▶ **What is asked**
Copy out the listing exactly.
* Begin Data provided *
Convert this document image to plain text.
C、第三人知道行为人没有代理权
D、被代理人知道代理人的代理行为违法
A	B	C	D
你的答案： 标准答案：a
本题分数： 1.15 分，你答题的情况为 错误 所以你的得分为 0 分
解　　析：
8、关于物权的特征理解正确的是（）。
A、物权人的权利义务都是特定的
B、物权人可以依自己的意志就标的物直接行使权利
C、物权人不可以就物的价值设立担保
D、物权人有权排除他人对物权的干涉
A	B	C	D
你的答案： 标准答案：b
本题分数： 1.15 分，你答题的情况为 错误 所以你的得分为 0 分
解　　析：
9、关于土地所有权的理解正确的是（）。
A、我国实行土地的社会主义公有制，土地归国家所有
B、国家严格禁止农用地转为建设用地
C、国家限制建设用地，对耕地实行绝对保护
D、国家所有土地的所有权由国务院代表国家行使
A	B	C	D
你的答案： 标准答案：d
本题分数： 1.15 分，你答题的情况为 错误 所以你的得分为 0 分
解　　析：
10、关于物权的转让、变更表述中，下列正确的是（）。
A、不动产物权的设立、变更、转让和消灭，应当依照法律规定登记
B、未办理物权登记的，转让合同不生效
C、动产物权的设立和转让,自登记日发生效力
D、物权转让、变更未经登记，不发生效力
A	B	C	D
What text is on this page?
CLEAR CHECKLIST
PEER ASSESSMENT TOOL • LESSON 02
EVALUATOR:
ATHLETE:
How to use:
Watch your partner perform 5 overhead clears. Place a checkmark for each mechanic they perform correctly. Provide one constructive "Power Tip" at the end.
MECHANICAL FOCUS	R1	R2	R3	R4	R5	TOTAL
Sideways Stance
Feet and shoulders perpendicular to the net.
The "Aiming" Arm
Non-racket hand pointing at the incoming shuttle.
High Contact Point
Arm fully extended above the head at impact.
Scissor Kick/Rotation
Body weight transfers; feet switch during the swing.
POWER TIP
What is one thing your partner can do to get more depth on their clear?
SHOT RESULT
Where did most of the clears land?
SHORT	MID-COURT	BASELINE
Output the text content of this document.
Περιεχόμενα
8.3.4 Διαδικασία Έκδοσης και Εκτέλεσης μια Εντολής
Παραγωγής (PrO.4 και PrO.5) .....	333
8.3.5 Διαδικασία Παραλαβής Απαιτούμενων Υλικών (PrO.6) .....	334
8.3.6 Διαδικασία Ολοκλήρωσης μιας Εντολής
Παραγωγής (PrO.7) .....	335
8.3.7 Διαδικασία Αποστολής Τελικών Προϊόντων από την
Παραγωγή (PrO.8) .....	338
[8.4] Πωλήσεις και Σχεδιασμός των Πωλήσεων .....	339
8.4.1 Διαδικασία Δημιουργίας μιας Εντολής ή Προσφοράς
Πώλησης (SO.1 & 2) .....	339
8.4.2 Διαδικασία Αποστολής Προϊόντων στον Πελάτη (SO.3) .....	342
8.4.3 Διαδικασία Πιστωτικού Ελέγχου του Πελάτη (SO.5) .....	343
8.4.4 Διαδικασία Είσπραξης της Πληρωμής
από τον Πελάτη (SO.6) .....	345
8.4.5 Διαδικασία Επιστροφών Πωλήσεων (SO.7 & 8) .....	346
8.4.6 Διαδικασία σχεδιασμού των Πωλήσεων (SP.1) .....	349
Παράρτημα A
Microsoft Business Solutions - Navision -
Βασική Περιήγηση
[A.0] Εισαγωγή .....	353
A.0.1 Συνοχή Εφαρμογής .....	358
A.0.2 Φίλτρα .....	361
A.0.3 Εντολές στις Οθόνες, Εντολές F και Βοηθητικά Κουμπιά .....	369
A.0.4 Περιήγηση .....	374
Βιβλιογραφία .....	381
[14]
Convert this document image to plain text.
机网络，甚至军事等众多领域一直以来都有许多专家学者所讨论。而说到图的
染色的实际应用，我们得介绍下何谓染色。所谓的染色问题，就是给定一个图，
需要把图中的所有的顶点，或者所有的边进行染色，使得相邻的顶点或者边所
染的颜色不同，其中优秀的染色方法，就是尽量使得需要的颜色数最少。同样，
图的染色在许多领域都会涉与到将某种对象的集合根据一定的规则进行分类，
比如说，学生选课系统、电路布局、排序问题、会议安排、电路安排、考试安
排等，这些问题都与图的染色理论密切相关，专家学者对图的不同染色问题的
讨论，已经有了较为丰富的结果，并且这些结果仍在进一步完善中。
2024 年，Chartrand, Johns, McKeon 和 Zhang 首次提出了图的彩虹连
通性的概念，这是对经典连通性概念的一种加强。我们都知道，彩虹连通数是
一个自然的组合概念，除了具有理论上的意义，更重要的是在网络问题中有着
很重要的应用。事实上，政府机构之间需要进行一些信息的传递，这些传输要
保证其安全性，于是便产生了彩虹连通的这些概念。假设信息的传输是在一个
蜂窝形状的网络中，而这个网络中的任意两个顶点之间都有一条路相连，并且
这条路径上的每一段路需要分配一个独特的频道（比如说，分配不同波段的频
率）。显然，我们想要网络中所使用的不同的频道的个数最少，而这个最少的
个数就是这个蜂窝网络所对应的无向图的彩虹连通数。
* End Data provided *
▶ **Result of this task**
Convert this document image to plain text.
C、第三人知道行为人没有代理权
D、被代理人知道代理人的代理行为违法
A	B	C	D
你的答案： 标准答案：a
本题分数： 1.15 分，你答题的情况为 错误 所以你的得分为 0 分
解　　析：
8、关于物权的特征理解正确的是（）。
A、物权人的权利义务都是特定的
B、物权人可以依自己的意志就标的物直接行使权利
C、物权人不可以就物的价值设立担保
D、物权人有权排除他人对物权的干涉
A	B	C	D
你的答案： 标准答案：b
本题分数： 1.15 分，你答题的情况为 错误 所以你的得分为 0 分
解　　析：
9、关于土地所有权的理解正确的是（）。
A、我国实行土地的社会主义公有制，土地归国家所有
B、国家严格禁止农用地转为建设用地
C、国家限制建设用地，对耕地实行绝对保护
D、国家所有土地的所有权由国务院代表国家行使
A	B	C	D
你的答案： 标准答案：d
本题分数： 1.15 分，你答题的情况为 错误 所以你的得分为 0 分
解　　析：
10、关于物权的转让、变更表述中，下列正确的是（）。
A、不动产物权的设立、变更、转让和消灭，应当依照法律规定登记
B、未办理物权登记的，转让合同不生效
C、动产物权的设立和转让,自登记日发生效力
D、物权转让、变更未经登记，不发生效力
A	B	C	D
What text is on this page?
CLEAR CHECKLIST
PEER ASSESSMENT TOOL • LESSON 02
EVALUATOR:
ATHLETE:
How to use:
Watch your partner perform 5 overhead clears. Place a checkmark for each mechanic they perform correctly. Provide one constructive "Power Tip" at the end.
MECHANICAL FOCUS	R1	R2	R3	R4	R5	TOTAL
Sideways Stance
Feet and shoulders perpendicular to the net.
The "Aiming" Arm
Non-racket hand pointing at the incoming shuttle.
High Contact Point
Arm fully extended above the head at impact.
Scissor Kick/Rotation
Body weight transfers; feet switch during the swing.
POWER TIP
What is one thing your partner can do to get more depth on their clear?
SHOT RESULT
Where did most of the clears land?
SHORT	MID-COURT	BASELINE
Output the text content of this document.
Περιεχόμενα
8.3.4 Διαδικασία Έκδοσης και Εκτέλεσης μια Εντολής
Παραγωγής (PrO.4 και PrO.5) .....	333
8.3.5 Διαδικασία Παραλαβής Απαιτούμενων Υλικών (PrO.6) .....	334
8.3.6 Διαδικασία Ολοκλήρωσης μιας Εντολής
Παραγωγής (PrO.7) .....	335
8.3.7 Διαδικασία Αποστολής Τελικών Προϊόντων από την
Παραγωγή (PrO.8) .....	338
[8.4] Πωλήσεις και Σχεδιασμός των Πωλήσεων .....	339
8.4.1 Διαδικασία Δημιουργίας μιας Εντολής ή Προσφοράς
Πώλησης (SO.1 & 2) .....	339
8.4.2 Διαδικασία Αποστολής Προϊόντων στον Πελάτη (SO.3) .....	342
8.4.3 Διαδικασία Πιστωτικού Ελέγχου του Πελάτη (SO.5) .....	343
8.4.4 Διαδικασία Είσπραξης της Πληρωμής
από τον Πελάτη (SO.6) .....	345
8.4.5 Διαδικασία Επιστροφών Πωλήσεων (SO.7 & 8) .....	346
8.4.6 Διαδικασία σχεδιασμού των Πωλήσεων (SP.1) .....	349
Παράρτημα A
Microsoft Business Solutions - Navision -
Βασική Περιήγηση
[A.0] Εισαγωγή .....	353
A.0.1 Συνοχή Εφαρμογής .....	358
A.0.2 Φίλτρα .....	361
A.0.3 Εντολές στις Οθόνες, Εντολές F και Βοηθητικά Κουμπιά .....	369
A.0.4 Περιήγηση .....	374
Βιβλιογραφία .....	381
[14]
Convert this document image to plain text.
机网络，甚至军事等众多领域一直以来都有许多专家学者所讨论。而说到图的
染色的实际应用，我们得介绍下何谓染色。所谓的染色问题，就是给定一个图，
需要把图中的所有的顶点，或者所有的边进行染色，使得相邻的顶点或者边所
染的颜色不同，其中优秀的染色方法，就是尽量使得需要的颜色数最少。同样，
图的染色在许多领域都会涉与到将某种对象的集合根据一定的规则进行分类，
比如说，学生选课系统、电路布局、排序问题、会议安排、电路安排、考试安
排等，这些问题都与图的染色理论密切相关，专家学者对图的不同染色问题的
讨论，已经有了较为丰富的结果，并且这些结果仍在进一步完善中。
2024 年，Chartrand, Johns, McKeon 和 Zhang 首次提出了图的彩虹连
通性的概念，这是对经典连通性概念的一种加强。我们都知道，彩虹连通数是
一个自然的组合概念，除了具有理论上的意义，更重要的是在网络问题中有着
很重要的应用。事实上，政府机构之间需要进行一些信息的传递，这些传输要
保证其安全性，于是便产生了彩虹连通的这些概念。假设信息的传输是在一个
蜂窝形状的网络中，而这个网络中的任意两个顶点之间都有一条路相连，并且
这条路径上的每一段路需要分配一个独特的频道（比如说，分配不同波段的频
率）。显然，我们想要网络中所使用的不同的频道的个数最少，而这个最少的
个数就是这个蜂窝网络所对应的无向图的彩虹连通数。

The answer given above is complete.